--- START ---

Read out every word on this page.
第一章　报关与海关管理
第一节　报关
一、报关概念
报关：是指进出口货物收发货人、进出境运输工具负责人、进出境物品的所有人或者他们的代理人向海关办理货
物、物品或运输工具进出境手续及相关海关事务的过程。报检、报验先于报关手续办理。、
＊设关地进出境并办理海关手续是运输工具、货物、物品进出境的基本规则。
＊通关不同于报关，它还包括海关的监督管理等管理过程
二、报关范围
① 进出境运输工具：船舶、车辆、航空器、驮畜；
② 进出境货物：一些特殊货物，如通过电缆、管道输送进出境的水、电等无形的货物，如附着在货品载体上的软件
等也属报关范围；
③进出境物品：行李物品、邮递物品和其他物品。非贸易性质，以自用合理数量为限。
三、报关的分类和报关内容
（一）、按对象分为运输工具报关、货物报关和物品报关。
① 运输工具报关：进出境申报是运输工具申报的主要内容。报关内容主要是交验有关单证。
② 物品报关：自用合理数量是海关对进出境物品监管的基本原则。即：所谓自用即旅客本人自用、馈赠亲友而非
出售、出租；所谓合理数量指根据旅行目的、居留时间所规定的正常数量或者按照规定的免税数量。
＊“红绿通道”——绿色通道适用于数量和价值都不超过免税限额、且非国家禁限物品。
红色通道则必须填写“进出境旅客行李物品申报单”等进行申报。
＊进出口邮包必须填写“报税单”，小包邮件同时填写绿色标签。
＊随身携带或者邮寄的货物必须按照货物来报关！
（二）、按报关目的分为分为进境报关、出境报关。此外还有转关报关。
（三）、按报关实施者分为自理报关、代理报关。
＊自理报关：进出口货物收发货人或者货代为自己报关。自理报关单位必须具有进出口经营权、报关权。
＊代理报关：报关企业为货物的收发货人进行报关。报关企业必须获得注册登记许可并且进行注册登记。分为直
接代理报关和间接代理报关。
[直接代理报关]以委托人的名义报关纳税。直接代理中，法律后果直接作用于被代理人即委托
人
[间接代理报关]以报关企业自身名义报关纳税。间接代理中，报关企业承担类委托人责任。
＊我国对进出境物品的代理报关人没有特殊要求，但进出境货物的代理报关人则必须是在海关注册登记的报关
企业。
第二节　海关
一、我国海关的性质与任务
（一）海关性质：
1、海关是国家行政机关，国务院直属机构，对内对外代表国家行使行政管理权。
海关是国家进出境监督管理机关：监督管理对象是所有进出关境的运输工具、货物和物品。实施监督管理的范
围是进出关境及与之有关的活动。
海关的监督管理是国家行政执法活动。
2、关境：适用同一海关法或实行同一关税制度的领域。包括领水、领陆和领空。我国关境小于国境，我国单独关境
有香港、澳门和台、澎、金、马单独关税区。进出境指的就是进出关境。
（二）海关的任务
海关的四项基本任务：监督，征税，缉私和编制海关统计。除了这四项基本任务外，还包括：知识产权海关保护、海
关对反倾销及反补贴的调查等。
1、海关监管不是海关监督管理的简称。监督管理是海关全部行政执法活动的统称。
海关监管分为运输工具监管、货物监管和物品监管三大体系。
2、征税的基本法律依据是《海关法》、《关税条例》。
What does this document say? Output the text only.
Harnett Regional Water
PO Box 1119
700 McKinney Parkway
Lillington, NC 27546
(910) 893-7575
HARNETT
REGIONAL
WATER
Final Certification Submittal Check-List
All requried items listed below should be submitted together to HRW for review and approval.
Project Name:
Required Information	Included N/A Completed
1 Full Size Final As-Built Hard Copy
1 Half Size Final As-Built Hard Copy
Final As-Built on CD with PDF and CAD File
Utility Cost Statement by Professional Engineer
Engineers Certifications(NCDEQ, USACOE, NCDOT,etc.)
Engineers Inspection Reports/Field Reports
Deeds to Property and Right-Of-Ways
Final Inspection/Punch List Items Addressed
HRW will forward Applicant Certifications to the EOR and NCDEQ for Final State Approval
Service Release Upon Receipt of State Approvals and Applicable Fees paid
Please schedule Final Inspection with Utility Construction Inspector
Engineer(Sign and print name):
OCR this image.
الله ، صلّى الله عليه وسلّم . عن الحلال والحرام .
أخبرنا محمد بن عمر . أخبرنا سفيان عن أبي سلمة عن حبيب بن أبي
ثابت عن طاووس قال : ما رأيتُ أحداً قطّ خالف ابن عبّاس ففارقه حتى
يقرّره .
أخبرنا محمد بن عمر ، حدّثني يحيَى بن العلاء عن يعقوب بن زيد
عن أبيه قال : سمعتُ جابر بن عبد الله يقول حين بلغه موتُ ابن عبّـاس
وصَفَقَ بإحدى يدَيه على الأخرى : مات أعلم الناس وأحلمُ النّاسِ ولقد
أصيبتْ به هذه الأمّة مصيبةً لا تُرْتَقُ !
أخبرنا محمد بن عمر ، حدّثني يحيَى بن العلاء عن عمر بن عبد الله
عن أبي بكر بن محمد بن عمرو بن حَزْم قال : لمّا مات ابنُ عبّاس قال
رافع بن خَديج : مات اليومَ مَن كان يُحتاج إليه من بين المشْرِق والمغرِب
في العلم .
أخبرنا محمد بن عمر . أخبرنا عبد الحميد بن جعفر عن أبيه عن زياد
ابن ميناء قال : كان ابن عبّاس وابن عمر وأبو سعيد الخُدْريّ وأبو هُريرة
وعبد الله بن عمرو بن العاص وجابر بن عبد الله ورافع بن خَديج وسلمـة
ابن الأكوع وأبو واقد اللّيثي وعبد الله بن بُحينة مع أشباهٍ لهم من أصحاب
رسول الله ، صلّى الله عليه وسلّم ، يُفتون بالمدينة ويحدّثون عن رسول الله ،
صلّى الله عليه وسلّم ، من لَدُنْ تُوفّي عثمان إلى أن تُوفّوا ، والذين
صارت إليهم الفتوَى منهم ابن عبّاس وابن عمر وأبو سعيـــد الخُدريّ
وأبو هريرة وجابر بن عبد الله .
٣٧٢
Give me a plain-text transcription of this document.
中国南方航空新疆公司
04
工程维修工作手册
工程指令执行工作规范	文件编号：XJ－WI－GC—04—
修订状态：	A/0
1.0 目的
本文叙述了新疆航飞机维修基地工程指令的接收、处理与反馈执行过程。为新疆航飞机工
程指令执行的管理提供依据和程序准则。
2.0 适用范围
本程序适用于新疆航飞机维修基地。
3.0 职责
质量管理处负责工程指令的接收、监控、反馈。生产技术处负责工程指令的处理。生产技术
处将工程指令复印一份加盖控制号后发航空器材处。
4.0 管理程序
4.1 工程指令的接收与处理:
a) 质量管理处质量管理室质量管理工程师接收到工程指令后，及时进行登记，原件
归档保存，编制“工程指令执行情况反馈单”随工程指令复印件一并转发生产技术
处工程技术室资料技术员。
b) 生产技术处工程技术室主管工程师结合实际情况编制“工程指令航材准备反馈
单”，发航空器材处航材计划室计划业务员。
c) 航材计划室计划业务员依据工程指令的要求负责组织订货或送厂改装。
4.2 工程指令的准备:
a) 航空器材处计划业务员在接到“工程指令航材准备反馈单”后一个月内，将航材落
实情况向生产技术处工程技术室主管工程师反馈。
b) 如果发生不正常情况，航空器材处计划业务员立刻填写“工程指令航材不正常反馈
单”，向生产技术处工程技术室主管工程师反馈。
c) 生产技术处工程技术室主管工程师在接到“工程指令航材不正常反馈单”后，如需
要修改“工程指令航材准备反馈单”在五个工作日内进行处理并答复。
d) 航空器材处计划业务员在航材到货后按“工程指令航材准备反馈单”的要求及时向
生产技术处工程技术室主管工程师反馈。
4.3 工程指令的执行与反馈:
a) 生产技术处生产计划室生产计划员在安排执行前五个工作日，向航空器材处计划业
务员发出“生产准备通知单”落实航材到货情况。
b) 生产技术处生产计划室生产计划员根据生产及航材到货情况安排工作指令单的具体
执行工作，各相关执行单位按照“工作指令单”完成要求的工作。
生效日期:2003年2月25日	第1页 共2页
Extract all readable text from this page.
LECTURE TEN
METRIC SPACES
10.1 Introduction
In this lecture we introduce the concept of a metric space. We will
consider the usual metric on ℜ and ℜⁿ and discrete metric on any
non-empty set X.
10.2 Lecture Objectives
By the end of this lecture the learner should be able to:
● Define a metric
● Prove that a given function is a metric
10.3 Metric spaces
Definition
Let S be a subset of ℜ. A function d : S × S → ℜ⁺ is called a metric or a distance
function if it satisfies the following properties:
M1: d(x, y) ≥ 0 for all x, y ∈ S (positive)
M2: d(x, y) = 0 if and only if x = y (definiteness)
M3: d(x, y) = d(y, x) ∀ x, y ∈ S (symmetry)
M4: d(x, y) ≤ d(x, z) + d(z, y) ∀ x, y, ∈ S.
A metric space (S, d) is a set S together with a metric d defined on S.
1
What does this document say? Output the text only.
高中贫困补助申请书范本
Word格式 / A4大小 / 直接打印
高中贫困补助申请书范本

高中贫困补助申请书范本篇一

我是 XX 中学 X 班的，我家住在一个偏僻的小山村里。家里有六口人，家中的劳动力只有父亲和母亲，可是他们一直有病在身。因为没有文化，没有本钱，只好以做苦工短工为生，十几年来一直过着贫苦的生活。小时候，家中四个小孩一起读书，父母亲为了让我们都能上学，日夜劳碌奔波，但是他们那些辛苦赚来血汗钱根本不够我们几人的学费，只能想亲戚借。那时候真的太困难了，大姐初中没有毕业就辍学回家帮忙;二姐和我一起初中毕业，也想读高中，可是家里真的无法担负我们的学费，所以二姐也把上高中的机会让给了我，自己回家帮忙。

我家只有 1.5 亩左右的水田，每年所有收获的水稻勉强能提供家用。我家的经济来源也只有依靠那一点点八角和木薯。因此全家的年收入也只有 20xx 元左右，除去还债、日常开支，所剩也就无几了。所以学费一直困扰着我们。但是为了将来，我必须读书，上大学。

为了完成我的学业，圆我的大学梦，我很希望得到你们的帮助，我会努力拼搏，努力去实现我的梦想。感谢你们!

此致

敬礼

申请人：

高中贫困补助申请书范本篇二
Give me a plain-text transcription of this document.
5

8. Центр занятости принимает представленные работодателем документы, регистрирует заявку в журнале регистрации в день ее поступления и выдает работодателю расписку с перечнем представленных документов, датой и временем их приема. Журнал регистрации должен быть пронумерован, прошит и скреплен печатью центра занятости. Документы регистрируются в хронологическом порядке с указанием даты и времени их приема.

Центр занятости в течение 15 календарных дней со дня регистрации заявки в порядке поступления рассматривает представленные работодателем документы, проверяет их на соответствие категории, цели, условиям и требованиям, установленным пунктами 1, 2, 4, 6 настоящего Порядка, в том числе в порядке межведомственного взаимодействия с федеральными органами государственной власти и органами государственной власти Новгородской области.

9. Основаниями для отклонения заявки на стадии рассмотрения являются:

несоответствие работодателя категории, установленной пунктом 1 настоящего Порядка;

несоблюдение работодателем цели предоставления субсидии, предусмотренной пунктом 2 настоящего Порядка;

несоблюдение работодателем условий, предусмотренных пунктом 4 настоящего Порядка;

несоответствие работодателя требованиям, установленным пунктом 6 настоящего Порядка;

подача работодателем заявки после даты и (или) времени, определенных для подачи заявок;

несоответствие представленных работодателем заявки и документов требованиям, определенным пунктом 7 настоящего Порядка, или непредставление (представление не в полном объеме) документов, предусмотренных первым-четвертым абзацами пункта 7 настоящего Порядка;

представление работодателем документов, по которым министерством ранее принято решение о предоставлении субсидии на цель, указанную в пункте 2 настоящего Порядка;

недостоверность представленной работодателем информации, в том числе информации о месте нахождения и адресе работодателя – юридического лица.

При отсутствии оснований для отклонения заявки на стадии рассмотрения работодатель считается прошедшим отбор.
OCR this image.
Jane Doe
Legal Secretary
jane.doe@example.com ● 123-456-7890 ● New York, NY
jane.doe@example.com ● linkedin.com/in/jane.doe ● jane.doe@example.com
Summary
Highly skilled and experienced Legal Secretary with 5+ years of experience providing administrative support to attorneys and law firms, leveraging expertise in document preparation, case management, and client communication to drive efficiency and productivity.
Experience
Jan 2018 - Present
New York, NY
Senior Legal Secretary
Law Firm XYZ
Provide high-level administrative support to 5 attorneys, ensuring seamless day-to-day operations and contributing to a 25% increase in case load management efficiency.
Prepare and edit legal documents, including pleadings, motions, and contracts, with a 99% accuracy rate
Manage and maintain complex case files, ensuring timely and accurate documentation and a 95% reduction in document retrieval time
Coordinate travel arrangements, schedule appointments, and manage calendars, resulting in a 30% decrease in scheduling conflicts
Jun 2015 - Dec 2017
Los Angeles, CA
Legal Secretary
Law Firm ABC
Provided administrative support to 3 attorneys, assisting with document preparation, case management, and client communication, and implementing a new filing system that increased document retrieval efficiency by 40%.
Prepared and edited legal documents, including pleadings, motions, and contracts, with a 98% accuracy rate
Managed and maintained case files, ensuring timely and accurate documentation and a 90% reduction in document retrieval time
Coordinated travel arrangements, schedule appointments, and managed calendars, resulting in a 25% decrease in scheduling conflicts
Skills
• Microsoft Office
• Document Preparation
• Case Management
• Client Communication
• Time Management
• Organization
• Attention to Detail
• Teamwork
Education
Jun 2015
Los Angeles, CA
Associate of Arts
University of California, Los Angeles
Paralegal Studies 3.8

--- END ---

» **Task requirements**
Across the material above, count every line holding "together" and write down only the number.

» **Full response**
2